═══ Supplied passage ═══

I had an amazing journey with music today and when I decided to write about it, I remembered that @dlstudios invited me to come check out and author content on "The Anime Realm". So here I am with my confession.
I have never had much care for music as entertainment or just care for entertainment in general. I have never been into the pop music, most of the popular movies, books or even games. Still... all these things are mere mediums. Mein Kampf, The Bible and Fifty Shades of Grey are all just books. It is the application of the medium and what it produce as its impact is what truly matters.
Where is This Going
It all started with an old friend on STEEM @marcoagarcia3rd who commented on one of my articles on Apps, FAANG Stocks, Global Brand Value, Retail Sector and The Empire of Jeff Bezos This lead me to find some of the old music he had shared and I discovered a new artist (Cigarettes After Sex) which lead me to share some of my favorites. These don't represent all of my music tastes and I did exclude some of the more well known pieces of music that I love (eg: I love "O Fortuna")

═══ Entries supplied ═══

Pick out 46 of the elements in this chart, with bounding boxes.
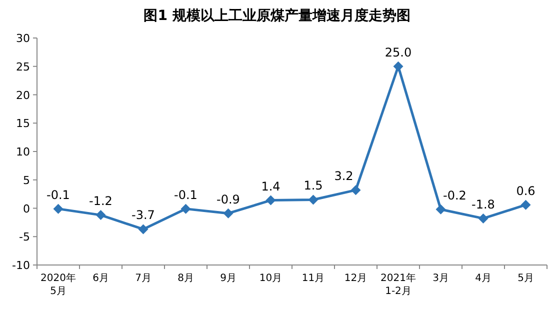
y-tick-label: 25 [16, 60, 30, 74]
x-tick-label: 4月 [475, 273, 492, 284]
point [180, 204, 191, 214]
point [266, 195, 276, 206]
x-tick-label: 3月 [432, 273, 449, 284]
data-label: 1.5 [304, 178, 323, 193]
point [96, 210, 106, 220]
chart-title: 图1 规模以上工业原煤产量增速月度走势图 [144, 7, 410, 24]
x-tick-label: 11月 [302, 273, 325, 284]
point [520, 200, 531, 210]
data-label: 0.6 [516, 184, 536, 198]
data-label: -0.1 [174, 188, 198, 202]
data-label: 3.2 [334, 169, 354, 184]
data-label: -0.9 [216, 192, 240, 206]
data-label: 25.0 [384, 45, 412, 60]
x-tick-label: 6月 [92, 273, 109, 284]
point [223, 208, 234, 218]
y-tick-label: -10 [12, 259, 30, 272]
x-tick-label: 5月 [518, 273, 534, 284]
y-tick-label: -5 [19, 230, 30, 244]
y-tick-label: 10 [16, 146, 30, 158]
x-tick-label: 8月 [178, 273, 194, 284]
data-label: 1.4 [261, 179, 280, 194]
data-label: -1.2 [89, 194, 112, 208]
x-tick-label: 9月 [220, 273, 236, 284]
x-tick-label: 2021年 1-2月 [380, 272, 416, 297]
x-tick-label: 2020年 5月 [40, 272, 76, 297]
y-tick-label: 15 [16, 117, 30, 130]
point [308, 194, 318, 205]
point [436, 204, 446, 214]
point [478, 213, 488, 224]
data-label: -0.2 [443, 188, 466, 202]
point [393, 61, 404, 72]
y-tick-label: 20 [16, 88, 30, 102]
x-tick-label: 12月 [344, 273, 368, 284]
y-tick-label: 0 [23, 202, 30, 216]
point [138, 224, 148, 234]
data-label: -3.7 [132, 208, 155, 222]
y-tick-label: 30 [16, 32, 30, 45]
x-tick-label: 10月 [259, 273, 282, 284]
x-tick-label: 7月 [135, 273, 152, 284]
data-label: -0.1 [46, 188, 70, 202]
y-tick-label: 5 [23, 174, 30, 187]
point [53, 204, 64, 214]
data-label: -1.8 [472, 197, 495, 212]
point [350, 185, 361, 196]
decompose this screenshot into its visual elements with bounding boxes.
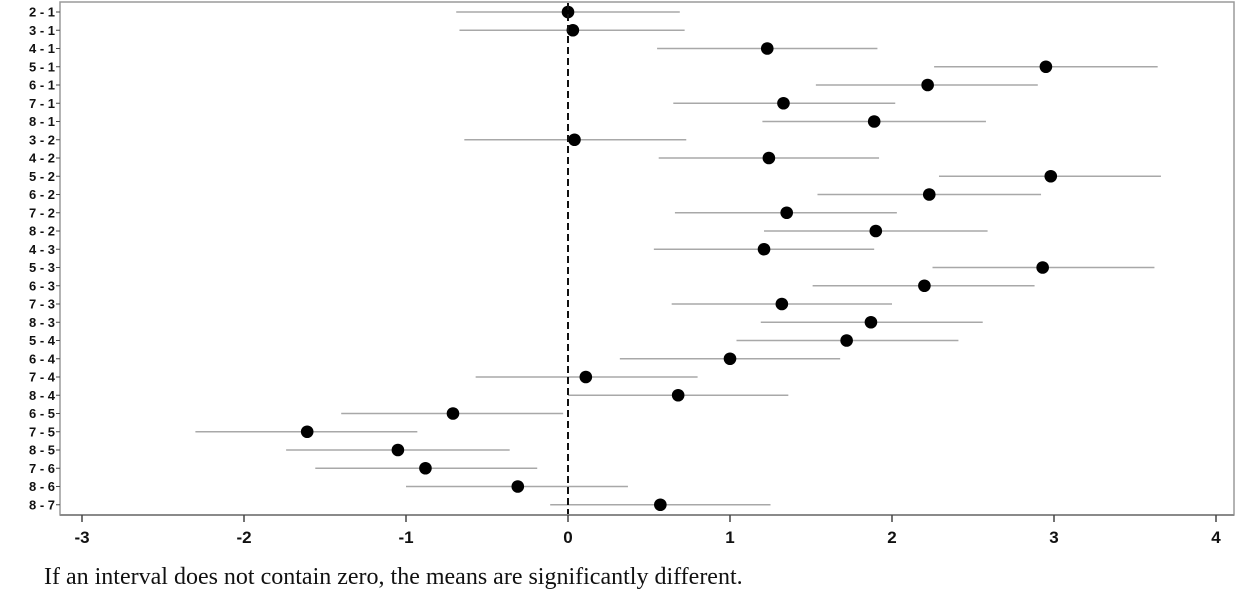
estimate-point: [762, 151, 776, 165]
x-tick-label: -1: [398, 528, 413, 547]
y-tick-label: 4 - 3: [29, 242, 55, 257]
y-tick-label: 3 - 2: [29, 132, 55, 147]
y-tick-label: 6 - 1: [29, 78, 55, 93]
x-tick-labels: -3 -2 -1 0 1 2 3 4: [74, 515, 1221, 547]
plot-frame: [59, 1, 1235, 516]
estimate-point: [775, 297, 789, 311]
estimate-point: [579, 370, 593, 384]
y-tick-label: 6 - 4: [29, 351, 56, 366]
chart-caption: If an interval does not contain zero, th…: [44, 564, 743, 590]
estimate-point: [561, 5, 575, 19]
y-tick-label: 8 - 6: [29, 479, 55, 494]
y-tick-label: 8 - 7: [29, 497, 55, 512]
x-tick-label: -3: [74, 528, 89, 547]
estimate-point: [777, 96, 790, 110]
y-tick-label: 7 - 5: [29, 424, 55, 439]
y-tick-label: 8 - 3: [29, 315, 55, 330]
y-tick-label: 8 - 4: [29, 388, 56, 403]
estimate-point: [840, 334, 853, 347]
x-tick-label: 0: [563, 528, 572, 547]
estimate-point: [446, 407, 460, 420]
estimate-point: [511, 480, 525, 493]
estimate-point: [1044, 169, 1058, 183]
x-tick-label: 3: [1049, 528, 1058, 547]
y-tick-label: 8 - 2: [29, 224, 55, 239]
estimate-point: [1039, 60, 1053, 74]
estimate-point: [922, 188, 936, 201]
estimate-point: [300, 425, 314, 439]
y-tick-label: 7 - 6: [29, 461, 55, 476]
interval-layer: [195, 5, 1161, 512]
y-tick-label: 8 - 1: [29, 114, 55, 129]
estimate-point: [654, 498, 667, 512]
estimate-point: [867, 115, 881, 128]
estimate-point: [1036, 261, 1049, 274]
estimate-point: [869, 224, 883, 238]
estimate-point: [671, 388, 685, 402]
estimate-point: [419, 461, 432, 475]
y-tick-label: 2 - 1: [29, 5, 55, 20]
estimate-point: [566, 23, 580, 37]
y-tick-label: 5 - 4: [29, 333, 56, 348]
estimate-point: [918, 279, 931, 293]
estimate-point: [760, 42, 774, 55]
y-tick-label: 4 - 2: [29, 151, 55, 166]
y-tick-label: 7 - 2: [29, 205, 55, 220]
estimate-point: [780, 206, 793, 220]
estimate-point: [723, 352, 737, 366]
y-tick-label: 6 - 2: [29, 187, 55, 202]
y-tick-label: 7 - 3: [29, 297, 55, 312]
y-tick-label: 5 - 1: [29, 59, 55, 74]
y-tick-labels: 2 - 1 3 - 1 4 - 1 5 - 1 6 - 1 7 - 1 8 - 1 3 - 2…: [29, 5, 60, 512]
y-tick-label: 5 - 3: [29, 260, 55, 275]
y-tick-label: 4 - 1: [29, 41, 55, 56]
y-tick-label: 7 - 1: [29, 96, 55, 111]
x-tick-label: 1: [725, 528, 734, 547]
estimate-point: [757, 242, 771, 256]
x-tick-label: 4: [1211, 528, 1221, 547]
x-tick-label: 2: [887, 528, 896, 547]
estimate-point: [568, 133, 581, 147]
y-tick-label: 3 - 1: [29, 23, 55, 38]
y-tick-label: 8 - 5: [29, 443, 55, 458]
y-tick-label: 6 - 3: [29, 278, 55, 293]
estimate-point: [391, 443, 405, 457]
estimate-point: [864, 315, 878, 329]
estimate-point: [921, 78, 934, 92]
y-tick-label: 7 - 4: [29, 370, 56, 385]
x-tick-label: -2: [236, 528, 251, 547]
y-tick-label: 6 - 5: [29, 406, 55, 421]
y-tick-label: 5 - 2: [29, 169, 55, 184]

═══

▶ Written problem
Answer the following questions using the music post above.
1. Who invited the writer to author content on "The Anime Realm"?
2. Which three books does the writer name as examples of the medium?
3. What new artist did the writer discover?

▶ Written solution
1. @dlstudios
2. Mein Kampf, The Bible and Fifty Shades of Grey
3. Cigarettes After Sex